start RECORDS SUPPLIED
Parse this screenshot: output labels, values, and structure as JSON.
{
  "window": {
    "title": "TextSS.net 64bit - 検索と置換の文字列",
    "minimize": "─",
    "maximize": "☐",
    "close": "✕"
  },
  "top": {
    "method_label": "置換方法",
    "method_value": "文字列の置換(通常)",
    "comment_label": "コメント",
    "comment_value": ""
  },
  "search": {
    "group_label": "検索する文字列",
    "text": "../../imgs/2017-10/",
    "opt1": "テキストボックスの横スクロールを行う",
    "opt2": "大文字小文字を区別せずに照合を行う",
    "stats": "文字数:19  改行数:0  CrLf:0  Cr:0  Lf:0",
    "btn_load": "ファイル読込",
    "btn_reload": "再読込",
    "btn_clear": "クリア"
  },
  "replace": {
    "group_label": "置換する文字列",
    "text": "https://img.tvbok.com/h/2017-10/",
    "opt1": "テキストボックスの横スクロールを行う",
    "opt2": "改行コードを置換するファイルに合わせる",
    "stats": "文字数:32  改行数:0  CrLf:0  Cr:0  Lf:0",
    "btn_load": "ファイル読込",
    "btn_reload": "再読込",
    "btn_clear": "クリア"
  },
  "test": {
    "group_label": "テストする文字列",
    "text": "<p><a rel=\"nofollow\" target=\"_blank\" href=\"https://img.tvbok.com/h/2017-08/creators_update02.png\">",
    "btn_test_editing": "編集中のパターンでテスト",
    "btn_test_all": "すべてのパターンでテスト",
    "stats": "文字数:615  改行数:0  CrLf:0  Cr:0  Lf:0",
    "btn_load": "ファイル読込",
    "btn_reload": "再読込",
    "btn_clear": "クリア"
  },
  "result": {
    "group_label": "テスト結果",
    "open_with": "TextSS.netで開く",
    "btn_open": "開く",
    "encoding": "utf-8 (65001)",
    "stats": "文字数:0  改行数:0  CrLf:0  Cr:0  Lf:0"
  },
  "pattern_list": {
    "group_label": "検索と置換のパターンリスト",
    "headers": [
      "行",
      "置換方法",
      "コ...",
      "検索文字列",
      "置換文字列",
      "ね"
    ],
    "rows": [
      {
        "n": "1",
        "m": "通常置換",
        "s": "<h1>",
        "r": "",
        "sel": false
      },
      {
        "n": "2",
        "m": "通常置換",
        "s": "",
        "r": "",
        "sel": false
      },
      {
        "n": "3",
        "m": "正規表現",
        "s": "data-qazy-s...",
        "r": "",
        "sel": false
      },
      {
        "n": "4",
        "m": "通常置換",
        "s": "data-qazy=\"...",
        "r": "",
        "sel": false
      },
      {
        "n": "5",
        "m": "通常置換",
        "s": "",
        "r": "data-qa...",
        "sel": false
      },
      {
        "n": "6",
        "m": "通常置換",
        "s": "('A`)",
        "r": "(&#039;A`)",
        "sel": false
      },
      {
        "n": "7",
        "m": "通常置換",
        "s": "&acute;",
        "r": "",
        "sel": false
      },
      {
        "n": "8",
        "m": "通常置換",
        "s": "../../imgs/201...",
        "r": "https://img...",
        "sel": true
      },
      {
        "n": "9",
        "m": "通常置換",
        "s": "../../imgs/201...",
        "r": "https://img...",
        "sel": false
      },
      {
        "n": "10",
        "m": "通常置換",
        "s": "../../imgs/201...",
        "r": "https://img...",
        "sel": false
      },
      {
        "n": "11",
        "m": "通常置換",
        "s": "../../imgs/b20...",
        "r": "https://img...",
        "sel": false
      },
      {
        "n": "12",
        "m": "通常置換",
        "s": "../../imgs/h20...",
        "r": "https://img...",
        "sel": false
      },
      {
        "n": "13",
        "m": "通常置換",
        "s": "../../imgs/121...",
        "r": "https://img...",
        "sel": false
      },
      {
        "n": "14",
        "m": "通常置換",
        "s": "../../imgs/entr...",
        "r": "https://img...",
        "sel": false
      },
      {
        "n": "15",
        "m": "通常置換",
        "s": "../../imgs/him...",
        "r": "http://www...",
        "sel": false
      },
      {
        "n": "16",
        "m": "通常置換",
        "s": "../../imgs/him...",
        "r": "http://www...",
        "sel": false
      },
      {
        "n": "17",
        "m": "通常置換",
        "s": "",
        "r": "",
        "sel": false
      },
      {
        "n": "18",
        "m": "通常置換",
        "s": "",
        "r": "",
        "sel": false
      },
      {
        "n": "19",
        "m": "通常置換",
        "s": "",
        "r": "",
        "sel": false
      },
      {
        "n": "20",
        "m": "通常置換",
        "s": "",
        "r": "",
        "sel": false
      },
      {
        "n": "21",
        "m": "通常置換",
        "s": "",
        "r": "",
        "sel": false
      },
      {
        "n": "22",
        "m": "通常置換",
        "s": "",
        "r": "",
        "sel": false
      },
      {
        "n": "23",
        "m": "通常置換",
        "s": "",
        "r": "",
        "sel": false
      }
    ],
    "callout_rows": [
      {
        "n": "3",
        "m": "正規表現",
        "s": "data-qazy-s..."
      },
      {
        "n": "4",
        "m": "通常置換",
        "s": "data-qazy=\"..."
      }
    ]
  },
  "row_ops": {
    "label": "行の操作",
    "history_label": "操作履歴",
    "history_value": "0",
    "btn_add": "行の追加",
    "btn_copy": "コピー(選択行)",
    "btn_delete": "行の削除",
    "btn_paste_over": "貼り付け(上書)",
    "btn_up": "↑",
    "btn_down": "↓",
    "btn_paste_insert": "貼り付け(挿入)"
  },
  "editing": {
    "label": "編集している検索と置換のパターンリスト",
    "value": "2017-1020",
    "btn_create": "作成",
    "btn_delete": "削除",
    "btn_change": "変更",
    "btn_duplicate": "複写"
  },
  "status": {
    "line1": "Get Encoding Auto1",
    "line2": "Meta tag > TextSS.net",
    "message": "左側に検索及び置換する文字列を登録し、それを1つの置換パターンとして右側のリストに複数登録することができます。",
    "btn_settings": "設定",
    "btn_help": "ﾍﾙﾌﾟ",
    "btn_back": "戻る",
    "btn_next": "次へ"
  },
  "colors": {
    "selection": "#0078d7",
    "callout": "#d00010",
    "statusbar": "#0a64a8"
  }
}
end RECORDS SUPPLIED
start RECORDS SUPPLIED
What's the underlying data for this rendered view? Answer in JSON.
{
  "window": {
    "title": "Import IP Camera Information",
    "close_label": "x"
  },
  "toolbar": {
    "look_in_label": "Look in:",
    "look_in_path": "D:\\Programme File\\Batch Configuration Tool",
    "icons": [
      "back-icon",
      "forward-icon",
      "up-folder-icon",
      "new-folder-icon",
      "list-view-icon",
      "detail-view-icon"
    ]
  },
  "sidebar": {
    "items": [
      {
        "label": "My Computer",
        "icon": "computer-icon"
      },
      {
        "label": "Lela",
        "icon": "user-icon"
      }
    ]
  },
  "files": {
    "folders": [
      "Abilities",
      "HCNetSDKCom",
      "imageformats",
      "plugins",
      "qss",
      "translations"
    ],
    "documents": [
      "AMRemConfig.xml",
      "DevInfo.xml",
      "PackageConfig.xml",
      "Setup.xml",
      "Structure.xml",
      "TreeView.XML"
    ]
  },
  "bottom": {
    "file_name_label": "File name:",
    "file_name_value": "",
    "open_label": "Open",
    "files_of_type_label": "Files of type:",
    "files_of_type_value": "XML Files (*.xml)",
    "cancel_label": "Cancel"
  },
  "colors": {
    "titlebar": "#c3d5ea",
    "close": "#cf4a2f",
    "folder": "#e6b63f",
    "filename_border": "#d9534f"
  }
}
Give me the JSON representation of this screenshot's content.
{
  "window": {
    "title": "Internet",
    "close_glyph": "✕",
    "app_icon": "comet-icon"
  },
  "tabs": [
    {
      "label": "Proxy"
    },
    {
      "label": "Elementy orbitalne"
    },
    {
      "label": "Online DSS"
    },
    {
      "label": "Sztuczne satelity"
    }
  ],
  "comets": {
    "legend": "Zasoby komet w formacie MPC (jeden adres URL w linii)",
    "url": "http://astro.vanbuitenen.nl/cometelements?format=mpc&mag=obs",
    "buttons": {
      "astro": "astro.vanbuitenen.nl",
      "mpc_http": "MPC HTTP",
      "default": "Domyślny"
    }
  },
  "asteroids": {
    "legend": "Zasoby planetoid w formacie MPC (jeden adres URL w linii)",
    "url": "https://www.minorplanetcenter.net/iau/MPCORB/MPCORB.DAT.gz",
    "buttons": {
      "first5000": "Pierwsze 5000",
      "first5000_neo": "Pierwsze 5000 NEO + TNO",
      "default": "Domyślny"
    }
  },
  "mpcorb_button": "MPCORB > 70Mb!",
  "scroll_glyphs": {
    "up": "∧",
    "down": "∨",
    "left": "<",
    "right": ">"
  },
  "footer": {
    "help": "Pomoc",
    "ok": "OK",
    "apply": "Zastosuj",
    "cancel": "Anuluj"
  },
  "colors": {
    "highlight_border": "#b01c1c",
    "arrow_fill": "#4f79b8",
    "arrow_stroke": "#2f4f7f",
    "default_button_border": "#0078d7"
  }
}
end RECORDS SUPPLIED
start RECORDS SUPPLIED
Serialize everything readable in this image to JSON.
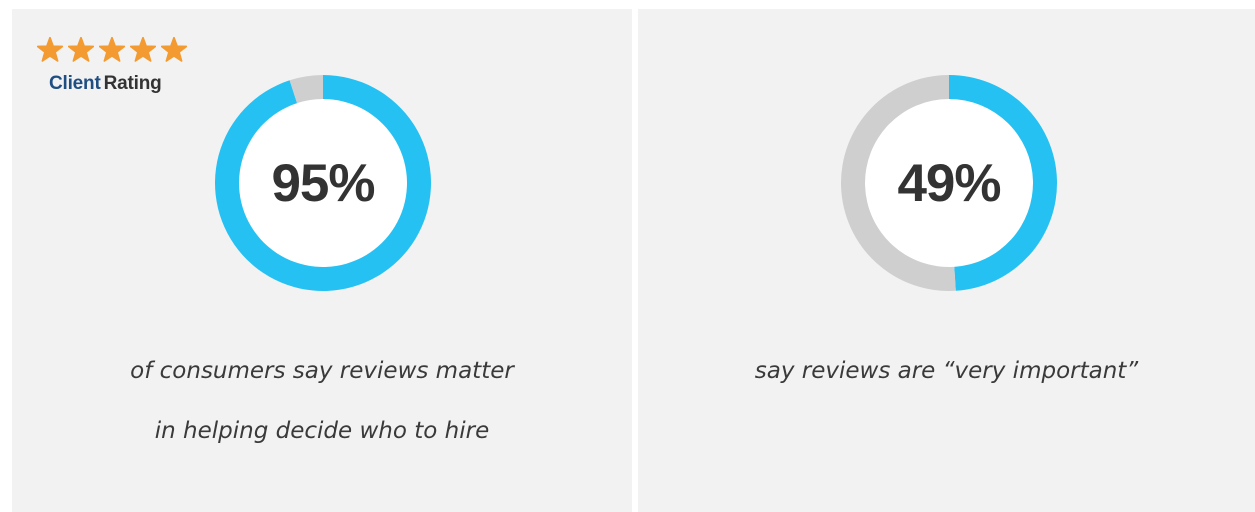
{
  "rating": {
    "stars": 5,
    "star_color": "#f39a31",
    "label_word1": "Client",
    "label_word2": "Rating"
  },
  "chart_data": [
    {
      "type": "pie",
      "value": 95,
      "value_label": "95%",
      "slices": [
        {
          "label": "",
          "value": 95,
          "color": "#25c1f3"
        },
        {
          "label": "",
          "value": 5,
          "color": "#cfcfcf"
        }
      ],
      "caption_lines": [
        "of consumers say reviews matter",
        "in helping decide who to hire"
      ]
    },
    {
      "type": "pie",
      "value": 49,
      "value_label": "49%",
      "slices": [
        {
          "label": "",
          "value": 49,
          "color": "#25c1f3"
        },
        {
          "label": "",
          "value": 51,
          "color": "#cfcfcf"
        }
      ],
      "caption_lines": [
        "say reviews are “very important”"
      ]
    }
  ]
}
end RECORDS SUPPLIED
REQUEST
Go through the records above, find every line with the word "qazy", and list those lines.

OUTPUT
        "s": "data-qazy-s...",
        "s": "data-qazy=\"...",
        "s": "data-qazy-s..."
        "s": "data-qazy=\"..."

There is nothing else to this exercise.